#### Data supplied
--
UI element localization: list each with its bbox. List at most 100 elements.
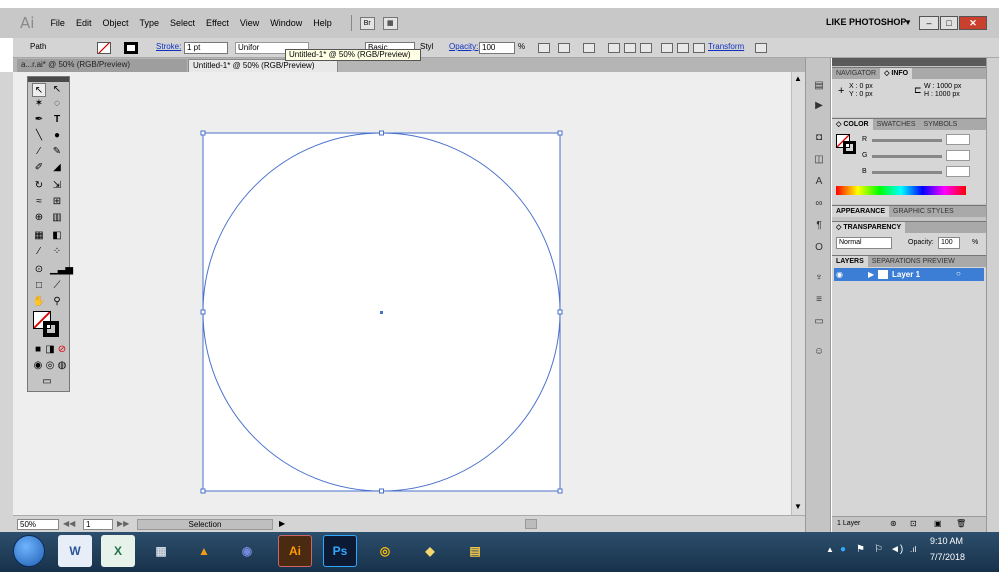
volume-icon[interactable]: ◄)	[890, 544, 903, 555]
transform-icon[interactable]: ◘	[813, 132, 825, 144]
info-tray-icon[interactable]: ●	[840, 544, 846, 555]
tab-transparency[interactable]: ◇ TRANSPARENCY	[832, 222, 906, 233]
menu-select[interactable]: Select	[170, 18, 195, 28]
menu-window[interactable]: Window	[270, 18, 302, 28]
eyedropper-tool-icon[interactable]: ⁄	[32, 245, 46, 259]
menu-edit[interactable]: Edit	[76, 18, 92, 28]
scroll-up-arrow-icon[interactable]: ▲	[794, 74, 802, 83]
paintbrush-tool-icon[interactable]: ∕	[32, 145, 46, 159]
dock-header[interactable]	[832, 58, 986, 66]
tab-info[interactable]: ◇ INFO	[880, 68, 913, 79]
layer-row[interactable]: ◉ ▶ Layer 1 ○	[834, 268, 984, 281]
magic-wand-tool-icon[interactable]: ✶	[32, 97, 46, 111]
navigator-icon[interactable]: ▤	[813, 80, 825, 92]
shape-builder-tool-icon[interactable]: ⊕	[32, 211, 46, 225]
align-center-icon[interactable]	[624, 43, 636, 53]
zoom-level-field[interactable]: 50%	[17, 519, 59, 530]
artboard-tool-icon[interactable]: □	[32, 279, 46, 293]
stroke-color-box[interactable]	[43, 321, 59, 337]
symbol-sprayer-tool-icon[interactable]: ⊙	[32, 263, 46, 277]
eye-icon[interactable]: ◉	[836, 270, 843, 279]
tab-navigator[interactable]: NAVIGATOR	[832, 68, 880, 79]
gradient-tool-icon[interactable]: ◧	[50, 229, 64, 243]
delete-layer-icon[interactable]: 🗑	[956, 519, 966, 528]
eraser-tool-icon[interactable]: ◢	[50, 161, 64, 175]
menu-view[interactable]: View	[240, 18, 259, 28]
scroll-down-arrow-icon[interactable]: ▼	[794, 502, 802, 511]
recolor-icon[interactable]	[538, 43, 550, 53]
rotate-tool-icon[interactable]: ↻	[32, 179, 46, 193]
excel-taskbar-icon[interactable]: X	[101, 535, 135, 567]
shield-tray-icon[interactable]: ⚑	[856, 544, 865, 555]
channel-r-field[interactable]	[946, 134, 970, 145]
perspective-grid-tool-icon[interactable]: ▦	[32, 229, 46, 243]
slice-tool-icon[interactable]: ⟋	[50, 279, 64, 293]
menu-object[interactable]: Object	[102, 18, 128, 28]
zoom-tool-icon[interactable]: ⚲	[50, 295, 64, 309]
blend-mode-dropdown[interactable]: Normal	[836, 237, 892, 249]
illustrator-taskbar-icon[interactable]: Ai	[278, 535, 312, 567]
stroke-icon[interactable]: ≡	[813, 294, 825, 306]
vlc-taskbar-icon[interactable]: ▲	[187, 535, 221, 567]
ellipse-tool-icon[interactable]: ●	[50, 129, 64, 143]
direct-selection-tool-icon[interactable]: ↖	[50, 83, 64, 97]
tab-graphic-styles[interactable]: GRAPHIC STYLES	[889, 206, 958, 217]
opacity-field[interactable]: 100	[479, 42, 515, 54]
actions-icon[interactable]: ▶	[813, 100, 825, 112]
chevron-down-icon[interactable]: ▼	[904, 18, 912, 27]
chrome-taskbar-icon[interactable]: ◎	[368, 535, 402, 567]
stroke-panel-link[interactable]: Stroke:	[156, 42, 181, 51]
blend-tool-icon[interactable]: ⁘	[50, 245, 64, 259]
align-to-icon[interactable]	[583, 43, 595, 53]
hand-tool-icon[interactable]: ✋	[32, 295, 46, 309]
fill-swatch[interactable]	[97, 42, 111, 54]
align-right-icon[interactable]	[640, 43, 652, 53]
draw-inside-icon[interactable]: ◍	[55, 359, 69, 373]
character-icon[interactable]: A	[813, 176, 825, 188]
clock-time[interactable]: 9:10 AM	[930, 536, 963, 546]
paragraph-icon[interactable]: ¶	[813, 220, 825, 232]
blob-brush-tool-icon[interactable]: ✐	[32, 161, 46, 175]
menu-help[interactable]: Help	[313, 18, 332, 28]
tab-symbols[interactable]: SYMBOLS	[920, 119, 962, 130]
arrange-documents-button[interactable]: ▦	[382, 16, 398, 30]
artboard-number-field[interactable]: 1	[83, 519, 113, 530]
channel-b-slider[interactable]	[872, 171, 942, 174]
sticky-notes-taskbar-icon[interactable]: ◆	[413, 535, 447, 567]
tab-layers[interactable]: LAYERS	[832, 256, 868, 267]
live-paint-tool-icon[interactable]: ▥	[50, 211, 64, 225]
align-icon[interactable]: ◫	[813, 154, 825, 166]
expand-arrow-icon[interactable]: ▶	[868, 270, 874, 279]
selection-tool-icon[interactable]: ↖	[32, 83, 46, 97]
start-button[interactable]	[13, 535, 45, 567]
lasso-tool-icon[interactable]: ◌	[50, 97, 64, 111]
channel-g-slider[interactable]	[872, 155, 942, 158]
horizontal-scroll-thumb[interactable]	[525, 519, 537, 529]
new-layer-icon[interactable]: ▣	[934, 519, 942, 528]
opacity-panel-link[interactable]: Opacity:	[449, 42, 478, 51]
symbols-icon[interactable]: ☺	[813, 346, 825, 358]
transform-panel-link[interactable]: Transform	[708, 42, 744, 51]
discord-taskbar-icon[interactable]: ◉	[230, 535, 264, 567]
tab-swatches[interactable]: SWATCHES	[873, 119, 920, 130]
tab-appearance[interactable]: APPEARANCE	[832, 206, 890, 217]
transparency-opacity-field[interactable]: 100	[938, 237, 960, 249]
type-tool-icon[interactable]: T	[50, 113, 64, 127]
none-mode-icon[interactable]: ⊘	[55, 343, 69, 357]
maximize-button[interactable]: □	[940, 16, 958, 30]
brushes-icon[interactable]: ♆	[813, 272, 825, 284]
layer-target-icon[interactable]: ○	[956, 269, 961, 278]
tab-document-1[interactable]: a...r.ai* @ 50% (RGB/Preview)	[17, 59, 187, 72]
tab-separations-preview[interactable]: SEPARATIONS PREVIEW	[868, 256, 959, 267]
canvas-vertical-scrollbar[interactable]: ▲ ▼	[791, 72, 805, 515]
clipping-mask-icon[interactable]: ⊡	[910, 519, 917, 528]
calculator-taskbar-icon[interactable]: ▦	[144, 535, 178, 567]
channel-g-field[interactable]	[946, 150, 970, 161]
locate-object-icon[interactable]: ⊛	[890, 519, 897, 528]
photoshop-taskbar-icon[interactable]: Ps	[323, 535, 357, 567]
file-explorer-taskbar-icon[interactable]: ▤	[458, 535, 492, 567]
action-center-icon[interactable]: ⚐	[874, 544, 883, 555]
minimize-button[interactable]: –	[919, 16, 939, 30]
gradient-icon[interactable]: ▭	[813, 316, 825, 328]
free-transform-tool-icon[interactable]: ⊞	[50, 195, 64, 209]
--
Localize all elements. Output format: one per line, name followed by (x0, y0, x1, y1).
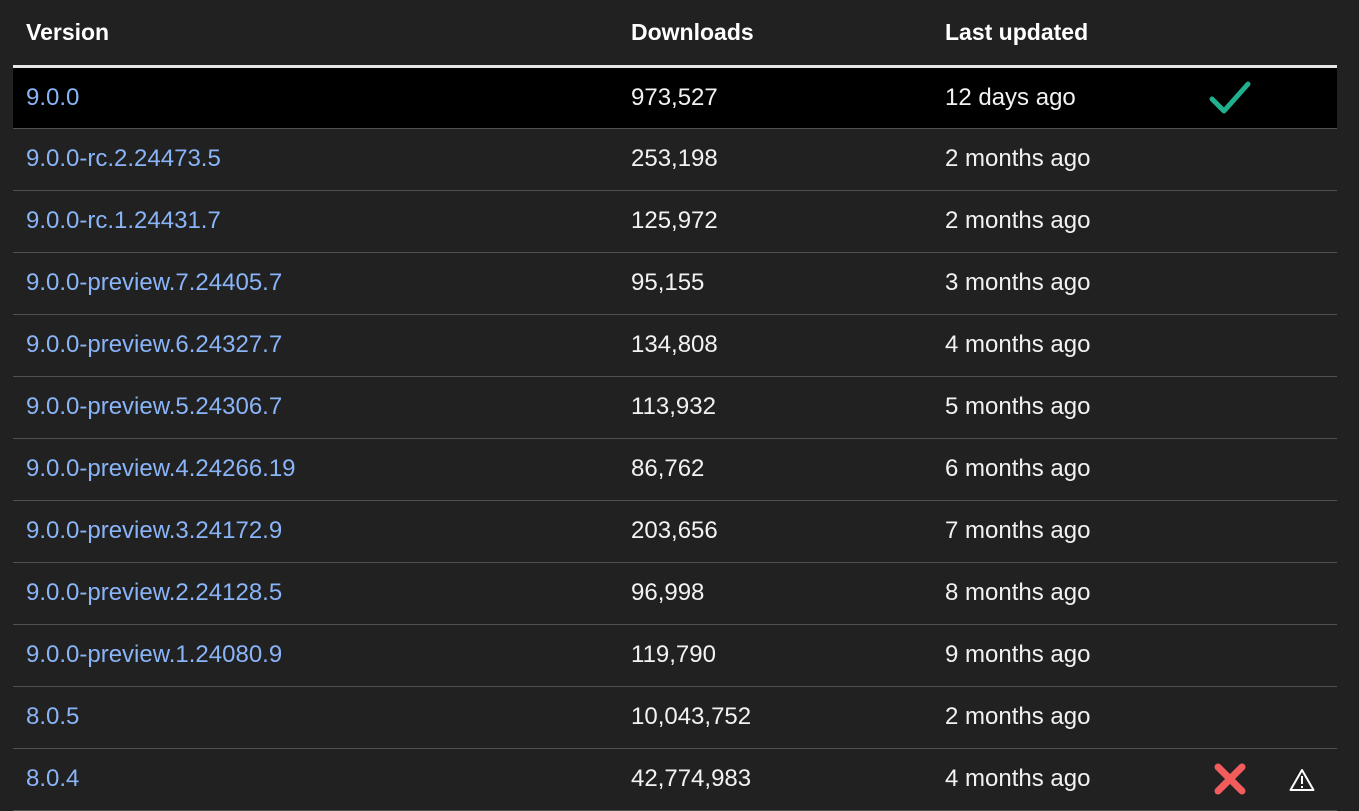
--
#### Exercise instructions
Reproduce the part of the data that opens with the line containing "UI element localization: list" and closes with the line containing "74, 802, 83]", including both of those lines. Leave the pictures out of your answer.

#### Exercise output
UI element localization: list each with its bbox. List at most 100 elements.
volume-icon[interactable]: ◄)	[890, 544, 903, 555]
transform-icon[interactable]: ◘	[813, 132, 825, 144]
info-tray-icon[interactable]: ●	[840, 544, 846, 555]
tab-transparency[interactable]: ◇ TRANSPARENCY	[832, 222, 906, 233]
menu-select[interactable]: Select	[170, 18, 195, 28]
menu-window[interactable]: Window	[270, 18, 302, 28]
eyedropper-tool-icon[interactable]: ⁄	[32, 245, 46, 259]
menu-edit[interactable]: Edit	[76, 18, 92, 28]
scroll-up-arrow-icon[interactable]: ▲	[794, 74, 802, 83]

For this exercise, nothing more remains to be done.